Exercise description: Copy every line from the data below in which the string "Count" can be found.
>> Begin Records provided
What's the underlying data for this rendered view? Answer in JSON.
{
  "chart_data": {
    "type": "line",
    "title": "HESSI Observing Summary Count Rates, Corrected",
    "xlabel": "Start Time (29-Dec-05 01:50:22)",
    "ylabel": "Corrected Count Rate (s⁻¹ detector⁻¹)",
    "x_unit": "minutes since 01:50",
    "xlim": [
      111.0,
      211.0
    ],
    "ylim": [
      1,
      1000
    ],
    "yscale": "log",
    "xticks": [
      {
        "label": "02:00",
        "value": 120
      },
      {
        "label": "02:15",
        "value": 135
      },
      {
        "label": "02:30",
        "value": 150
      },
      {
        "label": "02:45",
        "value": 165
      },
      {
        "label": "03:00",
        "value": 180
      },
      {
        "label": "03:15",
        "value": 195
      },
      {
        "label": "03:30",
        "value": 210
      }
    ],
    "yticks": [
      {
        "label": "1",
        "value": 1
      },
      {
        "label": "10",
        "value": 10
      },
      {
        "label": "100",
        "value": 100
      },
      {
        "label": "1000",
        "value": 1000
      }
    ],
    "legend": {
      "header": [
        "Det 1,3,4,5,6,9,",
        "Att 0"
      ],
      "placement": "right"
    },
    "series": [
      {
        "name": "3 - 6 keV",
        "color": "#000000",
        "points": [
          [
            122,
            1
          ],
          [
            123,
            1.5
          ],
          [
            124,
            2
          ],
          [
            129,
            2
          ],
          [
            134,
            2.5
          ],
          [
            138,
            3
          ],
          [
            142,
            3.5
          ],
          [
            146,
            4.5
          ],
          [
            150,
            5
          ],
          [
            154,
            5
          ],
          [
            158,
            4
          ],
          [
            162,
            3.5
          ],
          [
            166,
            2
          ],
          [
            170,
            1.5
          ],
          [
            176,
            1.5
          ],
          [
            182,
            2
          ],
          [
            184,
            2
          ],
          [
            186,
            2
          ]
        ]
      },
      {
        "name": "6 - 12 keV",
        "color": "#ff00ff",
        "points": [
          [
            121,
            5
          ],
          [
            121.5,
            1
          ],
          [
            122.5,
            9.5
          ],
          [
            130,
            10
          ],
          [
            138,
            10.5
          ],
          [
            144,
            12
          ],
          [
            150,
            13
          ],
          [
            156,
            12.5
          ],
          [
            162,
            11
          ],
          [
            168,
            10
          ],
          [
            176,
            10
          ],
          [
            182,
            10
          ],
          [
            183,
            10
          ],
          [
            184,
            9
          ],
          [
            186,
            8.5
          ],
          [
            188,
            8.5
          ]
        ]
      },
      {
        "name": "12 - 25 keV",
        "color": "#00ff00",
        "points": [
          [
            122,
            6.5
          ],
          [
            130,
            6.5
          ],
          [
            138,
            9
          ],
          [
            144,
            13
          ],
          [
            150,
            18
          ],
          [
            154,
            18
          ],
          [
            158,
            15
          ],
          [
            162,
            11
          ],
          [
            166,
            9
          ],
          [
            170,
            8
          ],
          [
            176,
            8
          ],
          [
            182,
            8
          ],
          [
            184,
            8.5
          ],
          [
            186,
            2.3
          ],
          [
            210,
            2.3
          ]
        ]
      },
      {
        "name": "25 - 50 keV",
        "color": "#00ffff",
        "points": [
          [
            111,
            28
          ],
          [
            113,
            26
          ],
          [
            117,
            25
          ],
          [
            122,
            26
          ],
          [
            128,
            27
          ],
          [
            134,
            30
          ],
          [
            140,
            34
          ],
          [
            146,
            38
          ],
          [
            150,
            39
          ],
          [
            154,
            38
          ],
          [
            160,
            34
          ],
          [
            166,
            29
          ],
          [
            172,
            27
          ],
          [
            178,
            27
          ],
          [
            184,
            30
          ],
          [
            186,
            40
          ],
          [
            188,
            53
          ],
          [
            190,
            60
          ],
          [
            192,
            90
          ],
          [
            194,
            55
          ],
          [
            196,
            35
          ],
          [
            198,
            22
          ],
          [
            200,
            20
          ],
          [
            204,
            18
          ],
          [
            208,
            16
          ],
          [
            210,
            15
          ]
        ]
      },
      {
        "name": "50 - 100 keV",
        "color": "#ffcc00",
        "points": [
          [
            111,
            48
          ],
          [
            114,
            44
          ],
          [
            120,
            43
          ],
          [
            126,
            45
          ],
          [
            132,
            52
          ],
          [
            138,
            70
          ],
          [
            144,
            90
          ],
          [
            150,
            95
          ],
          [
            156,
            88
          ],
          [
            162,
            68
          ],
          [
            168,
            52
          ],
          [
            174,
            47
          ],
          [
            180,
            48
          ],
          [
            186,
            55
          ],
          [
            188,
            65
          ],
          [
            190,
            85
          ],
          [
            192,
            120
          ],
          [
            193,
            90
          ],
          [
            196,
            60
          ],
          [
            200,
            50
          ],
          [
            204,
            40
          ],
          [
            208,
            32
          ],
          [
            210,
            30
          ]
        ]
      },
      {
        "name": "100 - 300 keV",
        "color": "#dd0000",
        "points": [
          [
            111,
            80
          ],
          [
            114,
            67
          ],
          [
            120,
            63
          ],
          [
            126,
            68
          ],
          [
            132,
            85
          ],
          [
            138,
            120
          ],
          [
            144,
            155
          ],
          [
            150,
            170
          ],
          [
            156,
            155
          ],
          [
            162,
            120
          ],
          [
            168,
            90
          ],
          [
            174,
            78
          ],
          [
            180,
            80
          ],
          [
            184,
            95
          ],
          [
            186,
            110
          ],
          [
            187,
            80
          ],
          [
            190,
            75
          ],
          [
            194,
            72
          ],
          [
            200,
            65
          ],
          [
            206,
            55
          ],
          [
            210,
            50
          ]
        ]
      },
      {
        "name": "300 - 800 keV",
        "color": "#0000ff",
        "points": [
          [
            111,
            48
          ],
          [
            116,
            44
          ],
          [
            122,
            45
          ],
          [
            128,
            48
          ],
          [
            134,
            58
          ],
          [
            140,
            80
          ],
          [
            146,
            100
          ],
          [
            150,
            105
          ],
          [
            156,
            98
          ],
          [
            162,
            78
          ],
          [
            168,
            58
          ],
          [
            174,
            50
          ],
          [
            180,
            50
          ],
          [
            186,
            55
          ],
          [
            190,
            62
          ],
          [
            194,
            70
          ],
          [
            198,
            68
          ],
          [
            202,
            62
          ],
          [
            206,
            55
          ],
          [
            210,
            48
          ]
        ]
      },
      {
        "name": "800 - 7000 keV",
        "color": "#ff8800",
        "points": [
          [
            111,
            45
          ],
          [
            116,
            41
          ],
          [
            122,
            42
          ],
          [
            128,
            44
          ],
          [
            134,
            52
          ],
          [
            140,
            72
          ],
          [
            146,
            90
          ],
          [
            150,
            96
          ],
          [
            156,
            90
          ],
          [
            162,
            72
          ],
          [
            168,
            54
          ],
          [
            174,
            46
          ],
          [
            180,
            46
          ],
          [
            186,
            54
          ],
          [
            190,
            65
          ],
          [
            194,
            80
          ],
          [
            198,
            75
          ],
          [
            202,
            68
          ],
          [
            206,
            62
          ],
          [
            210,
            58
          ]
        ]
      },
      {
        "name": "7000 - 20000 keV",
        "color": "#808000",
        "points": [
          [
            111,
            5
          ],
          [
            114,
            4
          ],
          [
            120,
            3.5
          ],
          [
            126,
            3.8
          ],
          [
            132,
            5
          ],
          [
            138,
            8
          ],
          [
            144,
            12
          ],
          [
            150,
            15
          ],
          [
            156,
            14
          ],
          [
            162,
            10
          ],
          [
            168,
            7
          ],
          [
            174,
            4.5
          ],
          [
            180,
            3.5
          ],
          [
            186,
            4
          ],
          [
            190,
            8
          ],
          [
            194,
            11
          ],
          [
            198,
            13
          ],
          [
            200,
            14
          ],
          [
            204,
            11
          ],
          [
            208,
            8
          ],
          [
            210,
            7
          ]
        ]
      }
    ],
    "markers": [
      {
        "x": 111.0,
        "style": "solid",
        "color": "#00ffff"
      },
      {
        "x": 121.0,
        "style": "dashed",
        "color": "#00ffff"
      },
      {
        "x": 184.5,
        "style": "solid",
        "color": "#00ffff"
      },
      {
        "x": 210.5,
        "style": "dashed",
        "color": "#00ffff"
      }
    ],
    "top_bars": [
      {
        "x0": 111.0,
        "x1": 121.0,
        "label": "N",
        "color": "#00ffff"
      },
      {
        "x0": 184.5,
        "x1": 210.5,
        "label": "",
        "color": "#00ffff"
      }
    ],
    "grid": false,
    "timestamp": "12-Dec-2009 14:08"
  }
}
>> End Records provided
Exercise solution:
    "title": "HESSI Observing Summary Count Rates, Corrected",
    "ylabel": "Corrected Count Rate (s⁻¹ detector⁻¹)",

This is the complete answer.